Saved data entries
--------------------

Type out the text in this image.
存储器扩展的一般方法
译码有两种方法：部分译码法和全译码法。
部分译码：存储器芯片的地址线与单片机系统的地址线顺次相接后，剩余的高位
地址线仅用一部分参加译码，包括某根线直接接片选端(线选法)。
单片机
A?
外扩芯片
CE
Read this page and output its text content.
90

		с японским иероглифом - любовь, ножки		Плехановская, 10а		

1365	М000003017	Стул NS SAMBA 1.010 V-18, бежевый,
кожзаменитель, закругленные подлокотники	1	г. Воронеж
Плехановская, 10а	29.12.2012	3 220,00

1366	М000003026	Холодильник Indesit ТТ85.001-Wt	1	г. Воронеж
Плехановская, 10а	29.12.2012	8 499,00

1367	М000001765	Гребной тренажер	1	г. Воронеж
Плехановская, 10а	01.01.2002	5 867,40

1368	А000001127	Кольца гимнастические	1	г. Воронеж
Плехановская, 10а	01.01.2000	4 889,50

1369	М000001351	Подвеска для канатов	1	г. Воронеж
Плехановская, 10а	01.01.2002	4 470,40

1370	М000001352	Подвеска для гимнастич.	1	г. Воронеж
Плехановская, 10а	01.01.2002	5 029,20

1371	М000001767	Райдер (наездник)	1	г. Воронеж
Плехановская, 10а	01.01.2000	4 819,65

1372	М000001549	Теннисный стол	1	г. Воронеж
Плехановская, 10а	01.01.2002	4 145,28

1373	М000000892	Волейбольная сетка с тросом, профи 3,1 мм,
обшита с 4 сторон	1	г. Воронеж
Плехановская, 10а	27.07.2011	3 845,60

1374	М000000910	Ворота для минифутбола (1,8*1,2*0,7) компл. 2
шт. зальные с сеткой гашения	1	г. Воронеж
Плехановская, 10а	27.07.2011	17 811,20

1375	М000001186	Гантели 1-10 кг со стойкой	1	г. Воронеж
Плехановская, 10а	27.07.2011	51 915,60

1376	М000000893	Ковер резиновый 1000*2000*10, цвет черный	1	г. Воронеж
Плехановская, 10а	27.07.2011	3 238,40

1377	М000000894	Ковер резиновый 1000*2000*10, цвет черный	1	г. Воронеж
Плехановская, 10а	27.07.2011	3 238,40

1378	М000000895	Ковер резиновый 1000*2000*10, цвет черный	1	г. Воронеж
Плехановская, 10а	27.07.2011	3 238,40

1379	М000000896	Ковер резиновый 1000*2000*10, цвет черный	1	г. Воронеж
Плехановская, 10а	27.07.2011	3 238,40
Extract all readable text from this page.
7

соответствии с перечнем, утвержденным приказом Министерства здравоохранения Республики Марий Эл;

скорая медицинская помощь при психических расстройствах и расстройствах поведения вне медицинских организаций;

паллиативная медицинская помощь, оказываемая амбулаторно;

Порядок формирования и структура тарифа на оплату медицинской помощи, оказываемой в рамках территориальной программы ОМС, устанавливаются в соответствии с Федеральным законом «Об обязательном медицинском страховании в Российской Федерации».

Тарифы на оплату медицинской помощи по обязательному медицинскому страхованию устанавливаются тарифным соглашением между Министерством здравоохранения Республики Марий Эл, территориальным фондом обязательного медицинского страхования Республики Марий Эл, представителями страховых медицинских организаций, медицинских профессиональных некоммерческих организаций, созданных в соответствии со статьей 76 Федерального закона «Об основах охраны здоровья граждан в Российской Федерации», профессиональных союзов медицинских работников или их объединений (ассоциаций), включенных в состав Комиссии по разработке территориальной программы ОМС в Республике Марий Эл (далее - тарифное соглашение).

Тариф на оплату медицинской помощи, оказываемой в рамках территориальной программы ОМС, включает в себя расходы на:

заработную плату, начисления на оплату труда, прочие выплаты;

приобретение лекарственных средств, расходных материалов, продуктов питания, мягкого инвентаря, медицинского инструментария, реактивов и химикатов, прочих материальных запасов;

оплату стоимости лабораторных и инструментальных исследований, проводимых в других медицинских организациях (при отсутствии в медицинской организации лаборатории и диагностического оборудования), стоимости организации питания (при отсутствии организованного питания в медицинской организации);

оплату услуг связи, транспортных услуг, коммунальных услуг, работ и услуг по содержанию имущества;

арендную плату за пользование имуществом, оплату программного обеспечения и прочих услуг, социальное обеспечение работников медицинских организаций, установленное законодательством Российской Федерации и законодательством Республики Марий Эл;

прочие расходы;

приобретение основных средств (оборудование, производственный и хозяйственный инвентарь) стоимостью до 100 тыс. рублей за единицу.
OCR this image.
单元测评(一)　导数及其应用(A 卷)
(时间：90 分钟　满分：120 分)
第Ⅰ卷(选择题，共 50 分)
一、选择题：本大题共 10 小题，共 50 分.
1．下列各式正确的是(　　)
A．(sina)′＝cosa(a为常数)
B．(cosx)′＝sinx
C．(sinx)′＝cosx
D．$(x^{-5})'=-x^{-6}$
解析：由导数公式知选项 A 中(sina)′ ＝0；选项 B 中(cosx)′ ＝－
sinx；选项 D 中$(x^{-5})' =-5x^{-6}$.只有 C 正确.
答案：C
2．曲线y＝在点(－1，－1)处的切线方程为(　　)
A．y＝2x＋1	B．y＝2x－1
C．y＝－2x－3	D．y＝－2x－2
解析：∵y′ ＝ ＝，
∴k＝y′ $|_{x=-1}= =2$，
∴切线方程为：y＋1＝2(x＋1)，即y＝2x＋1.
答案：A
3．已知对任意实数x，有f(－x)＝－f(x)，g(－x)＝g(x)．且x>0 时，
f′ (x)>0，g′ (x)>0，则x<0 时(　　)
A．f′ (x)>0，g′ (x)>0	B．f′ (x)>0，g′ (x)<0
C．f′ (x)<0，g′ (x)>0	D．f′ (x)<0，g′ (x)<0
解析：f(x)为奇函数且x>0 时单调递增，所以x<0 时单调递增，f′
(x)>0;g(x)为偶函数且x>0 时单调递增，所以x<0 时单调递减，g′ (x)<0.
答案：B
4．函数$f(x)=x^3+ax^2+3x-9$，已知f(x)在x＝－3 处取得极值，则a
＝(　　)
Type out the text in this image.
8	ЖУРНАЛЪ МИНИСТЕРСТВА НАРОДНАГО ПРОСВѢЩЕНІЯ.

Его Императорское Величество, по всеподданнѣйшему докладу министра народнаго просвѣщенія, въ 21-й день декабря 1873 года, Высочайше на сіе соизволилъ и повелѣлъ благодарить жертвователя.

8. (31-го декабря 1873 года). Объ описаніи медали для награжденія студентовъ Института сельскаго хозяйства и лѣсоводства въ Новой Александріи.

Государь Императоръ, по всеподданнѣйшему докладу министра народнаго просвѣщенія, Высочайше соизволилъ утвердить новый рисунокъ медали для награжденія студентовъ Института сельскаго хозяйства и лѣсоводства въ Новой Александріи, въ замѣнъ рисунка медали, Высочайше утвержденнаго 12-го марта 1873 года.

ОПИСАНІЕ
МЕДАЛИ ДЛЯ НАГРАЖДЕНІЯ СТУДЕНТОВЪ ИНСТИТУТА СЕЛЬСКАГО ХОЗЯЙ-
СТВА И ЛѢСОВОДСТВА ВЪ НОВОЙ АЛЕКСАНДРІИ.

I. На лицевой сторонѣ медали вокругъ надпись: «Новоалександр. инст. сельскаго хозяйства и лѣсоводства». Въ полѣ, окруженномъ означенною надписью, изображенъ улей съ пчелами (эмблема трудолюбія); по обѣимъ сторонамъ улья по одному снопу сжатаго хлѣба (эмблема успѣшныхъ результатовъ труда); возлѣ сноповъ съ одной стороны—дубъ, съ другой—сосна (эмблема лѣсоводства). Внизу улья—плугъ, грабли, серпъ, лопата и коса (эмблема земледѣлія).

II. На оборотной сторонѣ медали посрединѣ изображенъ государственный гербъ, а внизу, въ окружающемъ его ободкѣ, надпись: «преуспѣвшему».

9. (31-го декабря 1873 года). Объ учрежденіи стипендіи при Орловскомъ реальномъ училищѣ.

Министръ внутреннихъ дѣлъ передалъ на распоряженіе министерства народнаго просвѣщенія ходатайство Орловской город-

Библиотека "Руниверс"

--------------------

Given instruction: Search the entries for the word "резиновый" and pick out every line that holds it.

Response to this task:
1376	М000000893	Ковер резиновый 1000*2000*10, цвет черный	1	г. Воронеж
1377	М000000894	Ковер резиновый 1000*2000*10, цвет черный	1	г. Воронеж
1378	М000000895	Ковер резиновый 1000*2000*10, цвет черный	1	г. Воронеж
1379	М000000896	Ковер резиновый 1000*2000*10, цвет черный	1	г. Воронеж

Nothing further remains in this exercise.